[BEGIN Supplied data]
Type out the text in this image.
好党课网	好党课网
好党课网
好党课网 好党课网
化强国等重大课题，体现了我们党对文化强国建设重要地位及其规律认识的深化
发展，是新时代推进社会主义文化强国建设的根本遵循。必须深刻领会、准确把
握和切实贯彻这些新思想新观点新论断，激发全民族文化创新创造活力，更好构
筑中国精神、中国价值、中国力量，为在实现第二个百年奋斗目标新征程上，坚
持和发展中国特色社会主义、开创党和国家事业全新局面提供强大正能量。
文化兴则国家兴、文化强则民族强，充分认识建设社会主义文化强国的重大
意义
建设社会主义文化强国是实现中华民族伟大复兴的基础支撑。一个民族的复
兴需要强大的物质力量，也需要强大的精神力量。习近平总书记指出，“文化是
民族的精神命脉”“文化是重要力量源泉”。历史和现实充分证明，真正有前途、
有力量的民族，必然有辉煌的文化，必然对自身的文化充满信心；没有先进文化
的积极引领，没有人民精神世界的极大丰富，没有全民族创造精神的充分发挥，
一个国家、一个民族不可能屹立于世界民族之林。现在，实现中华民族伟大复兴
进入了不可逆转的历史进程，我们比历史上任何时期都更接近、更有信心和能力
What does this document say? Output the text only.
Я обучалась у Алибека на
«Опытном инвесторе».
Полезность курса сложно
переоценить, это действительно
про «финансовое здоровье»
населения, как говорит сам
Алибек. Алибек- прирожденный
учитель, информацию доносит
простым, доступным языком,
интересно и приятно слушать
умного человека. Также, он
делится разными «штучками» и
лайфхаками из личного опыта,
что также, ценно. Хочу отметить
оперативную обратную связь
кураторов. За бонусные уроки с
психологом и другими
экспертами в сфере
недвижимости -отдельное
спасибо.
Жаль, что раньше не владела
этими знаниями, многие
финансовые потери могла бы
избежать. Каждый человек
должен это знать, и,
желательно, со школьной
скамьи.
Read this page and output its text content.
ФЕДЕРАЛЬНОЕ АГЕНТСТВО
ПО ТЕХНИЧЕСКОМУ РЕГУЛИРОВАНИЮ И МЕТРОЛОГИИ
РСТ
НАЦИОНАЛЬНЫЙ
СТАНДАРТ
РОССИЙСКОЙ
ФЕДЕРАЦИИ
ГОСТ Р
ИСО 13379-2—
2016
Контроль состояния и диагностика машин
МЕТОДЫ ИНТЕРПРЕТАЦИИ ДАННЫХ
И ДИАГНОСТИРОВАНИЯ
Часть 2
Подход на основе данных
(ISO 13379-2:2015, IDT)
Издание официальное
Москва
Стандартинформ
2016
[END Supplied data]
_What you need to do:_
Search the entries for the string "this" and collect each line that has it.

_Written answer:_
Type out the text in this image.
What does this document say? Output the text only.
Read this page and output its text content.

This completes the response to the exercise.